*The problem:* From the journal entry below, list every out-of-date item the writer mentions finding at their Gran's.

*Given text:*
Right ... here we go ... I am actually going to make an effort to keep this journal going this year! I actually think it will be helpful for me to get things off my chest into here ... use it as a platform for my ranting! haha! uch well may as well make an effort...
I'm doing nothing very productive this year due to failing a resit exam and therefore wasting this year doing ONE class in uni :( grrr! This involves me only being in uni of a Thursday and Friday morning, so I've taken on as many extra days at the GC as I can. Woo excitement :S haha!
Apart from that life is pretty boring. I keep ending up doing loads of things to help out when I have a day off, mostly involving one Gran or the other! I recently found myself chucking a bin bag full of out of date biscuits from my Gran's the other day, I had decided I was going to clear out her kitchen cupboards and I'm glad I did or I'd be eating tea biscuits from last year! And not to mention the out of date heat rub she had been using (dated 2006!) and the Vix that was dated 1994!!!!! Bloody hell haha what a woman! :D Never mind though cause if I last that long with all my faculties still intact I will be well chuffed!

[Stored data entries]
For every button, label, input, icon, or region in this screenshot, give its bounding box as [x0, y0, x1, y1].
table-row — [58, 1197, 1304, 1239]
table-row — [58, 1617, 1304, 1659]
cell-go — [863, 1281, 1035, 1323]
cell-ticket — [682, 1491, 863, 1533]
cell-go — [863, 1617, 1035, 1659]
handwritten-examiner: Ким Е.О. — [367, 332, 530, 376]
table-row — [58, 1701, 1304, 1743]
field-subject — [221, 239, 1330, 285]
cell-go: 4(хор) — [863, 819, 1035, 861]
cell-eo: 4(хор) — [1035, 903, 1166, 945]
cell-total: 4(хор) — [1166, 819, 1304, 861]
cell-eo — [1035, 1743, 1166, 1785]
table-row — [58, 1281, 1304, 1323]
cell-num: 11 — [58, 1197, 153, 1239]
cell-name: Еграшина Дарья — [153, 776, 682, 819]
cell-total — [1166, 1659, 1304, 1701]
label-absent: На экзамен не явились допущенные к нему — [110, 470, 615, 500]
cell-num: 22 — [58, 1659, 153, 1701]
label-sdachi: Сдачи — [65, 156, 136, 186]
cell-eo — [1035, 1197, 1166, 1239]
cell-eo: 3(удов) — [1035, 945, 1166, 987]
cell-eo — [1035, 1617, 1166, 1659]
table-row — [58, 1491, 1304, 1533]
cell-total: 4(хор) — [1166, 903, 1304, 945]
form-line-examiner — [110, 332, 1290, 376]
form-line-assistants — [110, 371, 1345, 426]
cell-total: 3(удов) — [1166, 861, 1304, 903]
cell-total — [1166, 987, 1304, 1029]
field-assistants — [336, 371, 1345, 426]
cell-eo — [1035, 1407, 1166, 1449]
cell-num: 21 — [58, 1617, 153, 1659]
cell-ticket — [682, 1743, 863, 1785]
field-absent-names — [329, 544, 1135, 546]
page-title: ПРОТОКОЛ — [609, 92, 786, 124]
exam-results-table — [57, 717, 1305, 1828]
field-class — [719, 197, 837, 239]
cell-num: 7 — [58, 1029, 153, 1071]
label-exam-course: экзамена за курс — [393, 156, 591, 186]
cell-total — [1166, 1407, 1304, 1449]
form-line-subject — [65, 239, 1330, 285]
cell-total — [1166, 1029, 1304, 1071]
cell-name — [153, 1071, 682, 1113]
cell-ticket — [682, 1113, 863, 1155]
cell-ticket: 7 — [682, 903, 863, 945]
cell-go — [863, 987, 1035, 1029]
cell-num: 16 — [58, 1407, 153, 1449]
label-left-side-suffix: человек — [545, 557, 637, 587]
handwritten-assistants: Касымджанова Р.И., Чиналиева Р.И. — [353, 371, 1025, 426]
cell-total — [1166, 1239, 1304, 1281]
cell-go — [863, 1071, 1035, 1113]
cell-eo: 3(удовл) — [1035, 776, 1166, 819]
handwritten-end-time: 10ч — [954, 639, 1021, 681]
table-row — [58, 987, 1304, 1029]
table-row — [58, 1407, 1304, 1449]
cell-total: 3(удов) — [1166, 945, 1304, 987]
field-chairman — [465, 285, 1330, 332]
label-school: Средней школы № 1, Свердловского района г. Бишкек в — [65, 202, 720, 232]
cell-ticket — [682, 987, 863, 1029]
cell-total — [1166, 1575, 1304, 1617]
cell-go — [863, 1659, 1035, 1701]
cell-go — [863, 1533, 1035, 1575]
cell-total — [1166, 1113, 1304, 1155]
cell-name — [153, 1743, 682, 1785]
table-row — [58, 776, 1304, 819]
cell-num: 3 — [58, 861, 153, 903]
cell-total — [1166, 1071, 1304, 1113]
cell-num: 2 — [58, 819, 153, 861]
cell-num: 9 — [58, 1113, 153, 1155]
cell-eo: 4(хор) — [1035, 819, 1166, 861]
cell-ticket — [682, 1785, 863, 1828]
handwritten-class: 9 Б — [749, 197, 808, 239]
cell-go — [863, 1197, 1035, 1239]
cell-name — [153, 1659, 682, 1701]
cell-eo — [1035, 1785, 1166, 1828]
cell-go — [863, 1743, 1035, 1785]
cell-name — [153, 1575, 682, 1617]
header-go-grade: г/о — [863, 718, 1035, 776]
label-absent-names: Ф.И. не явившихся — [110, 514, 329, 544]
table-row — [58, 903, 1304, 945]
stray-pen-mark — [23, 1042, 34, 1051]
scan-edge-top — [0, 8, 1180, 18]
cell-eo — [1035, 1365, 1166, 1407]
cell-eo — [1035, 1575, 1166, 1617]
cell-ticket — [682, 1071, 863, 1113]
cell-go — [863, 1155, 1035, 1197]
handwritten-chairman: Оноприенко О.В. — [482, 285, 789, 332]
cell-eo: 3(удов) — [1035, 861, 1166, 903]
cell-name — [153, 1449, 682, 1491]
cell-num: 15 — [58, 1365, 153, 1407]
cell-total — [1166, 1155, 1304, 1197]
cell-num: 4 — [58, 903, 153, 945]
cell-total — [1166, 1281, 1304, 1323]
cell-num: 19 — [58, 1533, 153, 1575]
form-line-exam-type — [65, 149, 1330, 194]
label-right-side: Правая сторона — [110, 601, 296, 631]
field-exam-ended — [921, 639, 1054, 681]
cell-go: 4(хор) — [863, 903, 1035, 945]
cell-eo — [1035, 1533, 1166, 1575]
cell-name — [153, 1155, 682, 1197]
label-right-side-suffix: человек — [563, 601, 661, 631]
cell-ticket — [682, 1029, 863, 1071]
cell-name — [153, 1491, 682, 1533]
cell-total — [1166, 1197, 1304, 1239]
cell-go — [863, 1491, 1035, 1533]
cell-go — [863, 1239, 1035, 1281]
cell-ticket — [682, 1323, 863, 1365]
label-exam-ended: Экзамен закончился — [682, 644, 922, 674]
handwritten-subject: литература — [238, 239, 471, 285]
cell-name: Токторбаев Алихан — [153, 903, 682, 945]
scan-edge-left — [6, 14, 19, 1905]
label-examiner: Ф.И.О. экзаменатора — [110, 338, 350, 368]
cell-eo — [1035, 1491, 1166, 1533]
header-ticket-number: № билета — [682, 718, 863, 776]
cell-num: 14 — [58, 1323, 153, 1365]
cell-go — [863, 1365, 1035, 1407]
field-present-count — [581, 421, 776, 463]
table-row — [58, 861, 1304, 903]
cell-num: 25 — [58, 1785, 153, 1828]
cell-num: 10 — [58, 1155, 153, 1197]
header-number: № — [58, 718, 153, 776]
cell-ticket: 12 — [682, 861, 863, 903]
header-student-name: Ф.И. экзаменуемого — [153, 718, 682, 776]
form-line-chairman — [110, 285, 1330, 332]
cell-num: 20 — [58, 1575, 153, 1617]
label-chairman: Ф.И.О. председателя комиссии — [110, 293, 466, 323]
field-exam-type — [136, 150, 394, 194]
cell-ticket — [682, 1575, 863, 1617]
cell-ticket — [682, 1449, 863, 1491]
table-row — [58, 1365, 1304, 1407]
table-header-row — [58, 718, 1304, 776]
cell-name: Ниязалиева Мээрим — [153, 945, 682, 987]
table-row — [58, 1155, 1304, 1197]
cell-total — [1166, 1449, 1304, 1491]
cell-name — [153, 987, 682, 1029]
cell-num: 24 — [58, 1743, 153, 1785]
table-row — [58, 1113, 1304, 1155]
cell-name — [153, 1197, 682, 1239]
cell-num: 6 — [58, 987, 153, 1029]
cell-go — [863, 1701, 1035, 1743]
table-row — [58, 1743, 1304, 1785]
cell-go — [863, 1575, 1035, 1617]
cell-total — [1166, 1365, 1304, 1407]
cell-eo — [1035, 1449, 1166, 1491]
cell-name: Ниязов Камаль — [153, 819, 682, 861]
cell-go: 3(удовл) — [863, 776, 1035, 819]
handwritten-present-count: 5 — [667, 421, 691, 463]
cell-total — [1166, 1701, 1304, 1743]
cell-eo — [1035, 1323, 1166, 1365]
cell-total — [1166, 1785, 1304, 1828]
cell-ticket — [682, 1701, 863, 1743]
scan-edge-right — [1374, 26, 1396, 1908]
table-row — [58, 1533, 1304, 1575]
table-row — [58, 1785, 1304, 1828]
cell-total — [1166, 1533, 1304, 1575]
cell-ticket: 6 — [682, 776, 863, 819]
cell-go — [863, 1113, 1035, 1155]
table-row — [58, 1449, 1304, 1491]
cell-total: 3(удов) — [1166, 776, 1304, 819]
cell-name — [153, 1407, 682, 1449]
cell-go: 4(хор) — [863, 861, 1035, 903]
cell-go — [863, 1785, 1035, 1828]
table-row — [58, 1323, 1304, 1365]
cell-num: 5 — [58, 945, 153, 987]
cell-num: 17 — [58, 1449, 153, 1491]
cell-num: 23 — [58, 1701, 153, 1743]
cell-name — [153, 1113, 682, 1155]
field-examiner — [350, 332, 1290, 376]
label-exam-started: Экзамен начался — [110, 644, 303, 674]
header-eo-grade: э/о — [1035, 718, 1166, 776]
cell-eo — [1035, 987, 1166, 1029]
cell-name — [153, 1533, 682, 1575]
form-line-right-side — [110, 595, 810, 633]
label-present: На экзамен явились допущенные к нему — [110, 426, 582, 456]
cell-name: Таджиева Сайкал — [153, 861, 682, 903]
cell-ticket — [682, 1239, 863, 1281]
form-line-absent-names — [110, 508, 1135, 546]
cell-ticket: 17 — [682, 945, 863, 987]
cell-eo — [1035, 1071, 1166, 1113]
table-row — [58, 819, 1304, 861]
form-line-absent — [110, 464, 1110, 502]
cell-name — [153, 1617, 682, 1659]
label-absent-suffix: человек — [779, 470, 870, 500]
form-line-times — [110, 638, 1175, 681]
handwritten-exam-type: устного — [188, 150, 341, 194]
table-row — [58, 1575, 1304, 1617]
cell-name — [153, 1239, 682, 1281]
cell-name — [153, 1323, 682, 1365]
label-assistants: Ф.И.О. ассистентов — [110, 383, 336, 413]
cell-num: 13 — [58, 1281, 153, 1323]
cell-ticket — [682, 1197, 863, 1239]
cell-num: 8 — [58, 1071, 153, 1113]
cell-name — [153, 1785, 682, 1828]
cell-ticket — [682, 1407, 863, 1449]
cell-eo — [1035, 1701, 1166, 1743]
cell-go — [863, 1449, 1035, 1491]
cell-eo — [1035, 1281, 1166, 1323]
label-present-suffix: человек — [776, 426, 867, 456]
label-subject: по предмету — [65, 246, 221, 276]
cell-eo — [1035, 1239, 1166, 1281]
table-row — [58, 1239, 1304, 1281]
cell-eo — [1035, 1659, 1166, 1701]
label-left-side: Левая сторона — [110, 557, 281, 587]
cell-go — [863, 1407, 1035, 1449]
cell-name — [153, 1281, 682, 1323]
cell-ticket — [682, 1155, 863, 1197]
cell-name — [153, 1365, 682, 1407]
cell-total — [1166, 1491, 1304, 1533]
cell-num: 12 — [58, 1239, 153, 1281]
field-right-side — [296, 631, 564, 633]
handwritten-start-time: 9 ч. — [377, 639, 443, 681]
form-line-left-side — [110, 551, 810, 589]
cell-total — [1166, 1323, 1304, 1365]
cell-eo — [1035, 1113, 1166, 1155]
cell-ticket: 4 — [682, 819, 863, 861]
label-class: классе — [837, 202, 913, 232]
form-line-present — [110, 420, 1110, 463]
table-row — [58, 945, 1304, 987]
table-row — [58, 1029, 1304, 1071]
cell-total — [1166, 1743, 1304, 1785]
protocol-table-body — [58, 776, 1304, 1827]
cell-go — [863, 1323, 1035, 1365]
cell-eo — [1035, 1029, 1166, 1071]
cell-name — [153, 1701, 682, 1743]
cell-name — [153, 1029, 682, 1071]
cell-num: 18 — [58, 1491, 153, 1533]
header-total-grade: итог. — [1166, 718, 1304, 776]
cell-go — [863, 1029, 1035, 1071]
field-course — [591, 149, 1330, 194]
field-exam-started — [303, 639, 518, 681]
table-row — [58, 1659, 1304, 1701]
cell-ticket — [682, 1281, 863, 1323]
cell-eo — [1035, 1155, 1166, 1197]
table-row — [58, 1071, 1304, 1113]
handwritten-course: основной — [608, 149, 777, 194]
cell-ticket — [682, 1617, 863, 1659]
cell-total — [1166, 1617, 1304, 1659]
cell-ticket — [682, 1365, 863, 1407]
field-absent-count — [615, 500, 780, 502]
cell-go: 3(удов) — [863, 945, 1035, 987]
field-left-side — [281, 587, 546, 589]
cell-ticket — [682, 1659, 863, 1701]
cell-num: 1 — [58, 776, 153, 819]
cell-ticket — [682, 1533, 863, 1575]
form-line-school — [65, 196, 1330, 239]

*Answer to the exercise:*
- Tea biscuits (a bin bag full of out-of-date biscuits)
- Heat rub, dated 2006
- Vix, dated 1994